● **Exercise requirements**:
From the data that follows, report how many lines hold the string "toluene", giving only the number.

● **Records provided**:
········

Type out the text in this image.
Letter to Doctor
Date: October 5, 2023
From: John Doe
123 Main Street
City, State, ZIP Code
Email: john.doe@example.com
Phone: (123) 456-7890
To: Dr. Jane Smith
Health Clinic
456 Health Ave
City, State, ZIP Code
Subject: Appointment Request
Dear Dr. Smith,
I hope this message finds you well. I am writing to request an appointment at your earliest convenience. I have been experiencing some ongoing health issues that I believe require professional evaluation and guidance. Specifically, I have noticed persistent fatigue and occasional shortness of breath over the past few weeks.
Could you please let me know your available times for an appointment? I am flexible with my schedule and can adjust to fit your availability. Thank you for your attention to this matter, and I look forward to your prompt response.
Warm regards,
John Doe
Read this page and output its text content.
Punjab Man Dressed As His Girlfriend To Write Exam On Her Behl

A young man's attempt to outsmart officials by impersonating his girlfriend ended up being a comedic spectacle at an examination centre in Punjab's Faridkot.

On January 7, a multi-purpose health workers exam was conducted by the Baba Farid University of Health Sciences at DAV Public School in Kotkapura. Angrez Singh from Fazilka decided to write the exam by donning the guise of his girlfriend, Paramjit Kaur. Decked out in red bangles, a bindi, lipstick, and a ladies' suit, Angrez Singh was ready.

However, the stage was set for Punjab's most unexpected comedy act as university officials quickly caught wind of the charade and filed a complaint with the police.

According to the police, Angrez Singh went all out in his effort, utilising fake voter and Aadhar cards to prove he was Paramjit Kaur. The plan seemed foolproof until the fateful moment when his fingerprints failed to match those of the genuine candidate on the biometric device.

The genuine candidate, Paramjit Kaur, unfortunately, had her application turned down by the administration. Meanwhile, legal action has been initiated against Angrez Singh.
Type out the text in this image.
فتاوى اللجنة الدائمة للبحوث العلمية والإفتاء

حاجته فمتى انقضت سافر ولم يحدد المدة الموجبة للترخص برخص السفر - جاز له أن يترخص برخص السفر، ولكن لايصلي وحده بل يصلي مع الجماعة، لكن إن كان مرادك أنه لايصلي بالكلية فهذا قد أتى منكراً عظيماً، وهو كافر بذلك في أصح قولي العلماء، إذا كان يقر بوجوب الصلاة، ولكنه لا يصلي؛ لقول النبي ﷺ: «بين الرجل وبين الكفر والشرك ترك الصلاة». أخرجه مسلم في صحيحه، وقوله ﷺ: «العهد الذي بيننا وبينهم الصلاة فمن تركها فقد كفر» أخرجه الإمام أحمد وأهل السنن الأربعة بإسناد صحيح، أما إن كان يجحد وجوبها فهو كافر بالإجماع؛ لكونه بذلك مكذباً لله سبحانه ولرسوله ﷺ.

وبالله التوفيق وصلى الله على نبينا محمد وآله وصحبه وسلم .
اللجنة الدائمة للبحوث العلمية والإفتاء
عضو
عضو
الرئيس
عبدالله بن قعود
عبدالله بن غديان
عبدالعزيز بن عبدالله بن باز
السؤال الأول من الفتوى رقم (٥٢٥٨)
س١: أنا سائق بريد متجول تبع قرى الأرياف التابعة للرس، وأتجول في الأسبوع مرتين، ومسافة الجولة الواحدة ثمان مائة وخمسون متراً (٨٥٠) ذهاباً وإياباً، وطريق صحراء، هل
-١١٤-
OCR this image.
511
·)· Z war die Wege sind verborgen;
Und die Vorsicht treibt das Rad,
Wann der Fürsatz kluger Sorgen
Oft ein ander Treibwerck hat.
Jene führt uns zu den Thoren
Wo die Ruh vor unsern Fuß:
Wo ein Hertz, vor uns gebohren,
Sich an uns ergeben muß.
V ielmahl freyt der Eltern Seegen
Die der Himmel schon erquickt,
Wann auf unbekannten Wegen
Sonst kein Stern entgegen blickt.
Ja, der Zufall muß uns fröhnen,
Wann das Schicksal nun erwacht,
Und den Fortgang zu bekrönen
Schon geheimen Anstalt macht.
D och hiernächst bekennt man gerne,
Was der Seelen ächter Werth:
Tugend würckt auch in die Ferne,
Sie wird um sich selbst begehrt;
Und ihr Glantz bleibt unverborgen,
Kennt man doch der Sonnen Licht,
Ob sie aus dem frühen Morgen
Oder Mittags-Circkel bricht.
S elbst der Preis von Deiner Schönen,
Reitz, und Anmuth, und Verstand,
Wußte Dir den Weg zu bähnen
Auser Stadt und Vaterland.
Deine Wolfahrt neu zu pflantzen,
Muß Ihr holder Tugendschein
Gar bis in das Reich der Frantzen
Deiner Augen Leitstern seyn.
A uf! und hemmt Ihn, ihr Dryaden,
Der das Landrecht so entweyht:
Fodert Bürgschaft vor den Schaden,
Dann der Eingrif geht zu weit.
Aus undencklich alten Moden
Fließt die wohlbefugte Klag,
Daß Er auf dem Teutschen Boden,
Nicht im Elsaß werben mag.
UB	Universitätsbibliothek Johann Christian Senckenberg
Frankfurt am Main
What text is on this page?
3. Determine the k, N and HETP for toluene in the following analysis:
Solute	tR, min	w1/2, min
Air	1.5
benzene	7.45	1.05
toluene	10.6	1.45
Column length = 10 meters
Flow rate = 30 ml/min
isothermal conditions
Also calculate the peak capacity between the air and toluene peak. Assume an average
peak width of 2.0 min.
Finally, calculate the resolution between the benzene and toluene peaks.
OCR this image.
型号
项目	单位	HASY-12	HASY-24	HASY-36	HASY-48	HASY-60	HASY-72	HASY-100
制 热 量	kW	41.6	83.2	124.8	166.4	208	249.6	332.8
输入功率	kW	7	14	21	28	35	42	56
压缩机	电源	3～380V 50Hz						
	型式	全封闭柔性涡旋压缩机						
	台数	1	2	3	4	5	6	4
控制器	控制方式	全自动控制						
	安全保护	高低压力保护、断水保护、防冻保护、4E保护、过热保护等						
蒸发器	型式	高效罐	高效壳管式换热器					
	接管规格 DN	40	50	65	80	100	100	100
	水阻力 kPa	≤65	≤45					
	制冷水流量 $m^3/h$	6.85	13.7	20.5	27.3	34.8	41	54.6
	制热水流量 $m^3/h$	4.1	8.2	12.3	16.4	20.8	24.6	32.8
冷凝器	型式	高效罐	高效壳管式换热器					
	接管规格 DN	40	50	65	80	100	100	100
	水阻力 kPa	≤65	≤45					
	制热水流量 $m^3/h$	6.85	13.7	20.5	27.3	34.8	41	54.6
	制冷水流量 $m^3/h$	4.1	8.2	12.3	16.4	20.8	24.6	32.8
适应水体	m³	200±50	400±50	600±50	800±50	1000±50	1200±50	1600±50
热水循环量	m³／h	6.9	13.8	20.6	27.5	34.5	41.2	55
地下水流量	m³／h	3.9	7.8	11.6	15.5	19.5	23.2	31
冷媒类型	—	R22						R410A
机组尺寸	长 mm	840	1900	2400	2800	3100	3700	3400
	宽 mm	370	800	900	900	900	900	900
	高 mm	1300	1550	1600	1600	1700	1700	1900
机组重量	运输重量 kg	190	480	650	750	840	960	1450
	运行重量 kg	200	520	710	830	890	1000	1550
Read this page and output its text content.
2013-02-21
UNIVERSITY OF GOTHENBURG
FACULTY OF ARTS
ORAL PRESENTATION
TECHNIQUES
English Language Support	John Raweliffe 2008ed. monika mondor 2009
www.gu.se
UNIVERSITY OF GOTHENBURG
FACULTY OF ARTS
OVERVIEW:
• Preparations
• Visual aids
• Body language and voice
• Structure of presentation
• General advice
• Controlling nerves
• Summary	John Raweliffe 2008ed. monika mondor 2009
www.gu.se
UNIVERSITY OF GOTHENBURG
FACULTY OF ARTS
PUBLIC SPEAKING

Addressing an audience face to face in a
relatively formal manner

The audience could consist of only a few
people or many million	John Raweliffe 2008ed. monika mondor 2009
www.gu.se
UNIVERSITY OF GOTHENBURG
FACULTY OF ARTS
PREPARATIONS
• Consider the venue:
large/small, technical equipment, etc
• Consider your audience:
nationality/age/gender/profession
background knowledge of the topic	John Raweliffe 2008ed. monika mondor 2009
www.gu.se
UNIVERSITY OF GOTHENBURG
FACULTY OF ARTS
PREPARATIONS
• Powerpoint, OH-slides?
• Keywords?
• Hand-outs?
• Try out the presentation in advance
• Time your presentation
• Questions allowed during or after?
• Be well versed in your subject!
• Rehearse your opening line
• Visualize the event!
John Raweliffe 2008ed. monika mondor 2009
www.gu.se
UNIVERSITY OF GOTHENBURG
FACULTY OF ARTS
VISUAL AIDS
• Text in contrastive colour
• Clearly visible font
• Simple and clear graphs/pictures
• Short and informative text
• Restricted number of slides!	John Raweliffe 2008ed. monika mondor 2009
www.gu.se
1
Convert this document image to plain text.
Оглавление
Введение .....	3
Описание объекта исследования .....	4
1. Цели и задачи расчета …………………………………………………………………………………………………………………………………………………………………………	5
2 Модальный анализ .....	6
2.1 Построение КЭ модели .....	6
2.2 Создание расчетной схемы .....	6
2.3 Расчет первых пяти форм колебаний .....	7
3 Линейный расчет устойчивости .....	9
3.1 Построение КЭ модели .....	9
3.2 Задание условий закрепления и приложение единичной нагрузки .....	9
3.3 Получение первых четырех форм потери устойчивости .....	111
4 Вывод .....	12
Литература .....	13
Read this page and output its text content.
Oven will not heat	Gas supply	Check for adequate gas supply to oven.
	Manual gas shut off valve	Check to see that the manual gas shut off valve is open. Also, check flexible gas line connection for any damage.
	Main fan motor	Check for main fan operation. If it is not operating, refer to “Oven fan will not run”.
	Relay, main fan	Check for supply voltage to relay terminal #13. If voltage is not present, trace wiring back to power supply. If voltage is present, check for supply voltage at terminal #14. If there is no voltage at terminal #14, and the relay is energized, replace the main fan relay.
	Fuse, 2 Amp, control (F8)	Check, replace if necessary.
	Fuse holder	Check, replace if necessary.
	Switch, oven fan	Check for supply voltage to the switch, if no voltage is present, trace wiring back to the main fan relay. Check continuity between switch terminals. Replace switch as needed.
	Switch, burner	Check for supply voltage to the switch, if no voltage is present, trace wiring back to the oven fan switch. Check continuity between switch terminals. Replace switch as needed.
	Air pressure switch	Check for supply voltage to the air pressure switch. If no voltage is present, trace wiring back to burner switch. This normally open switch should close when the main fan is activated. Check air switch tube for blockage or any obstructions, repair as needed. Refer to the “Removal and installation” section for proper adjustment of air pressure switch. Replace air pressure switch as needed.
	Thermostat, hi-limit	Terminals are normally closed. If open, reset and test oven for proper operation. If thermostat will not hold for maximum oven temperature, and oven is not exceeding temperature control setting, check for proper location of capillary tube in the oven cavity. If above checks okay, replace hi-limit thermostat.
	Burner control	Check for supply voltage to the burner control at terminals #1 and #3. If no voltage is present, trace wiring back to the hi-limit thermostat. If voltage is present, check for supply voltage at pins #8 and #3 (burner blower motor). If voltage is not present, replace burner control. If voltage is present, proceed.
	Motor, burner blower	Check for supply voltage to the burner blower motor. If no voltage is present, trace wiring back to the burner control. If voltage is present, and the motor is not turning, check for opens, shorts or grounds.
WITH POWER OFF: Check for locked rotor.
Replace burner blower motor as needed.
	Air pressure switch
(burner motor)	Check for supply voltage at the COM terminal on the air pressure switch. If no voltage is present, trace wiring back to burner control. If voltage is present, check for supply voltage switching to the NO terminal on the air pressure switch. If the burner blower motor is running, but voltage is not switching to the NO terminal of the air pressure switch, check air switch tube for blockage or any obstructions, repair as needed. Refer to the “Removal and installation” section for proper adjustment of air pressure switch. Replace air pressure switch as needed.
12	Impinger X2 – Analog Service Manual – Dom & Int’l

········

● **Full response**:
4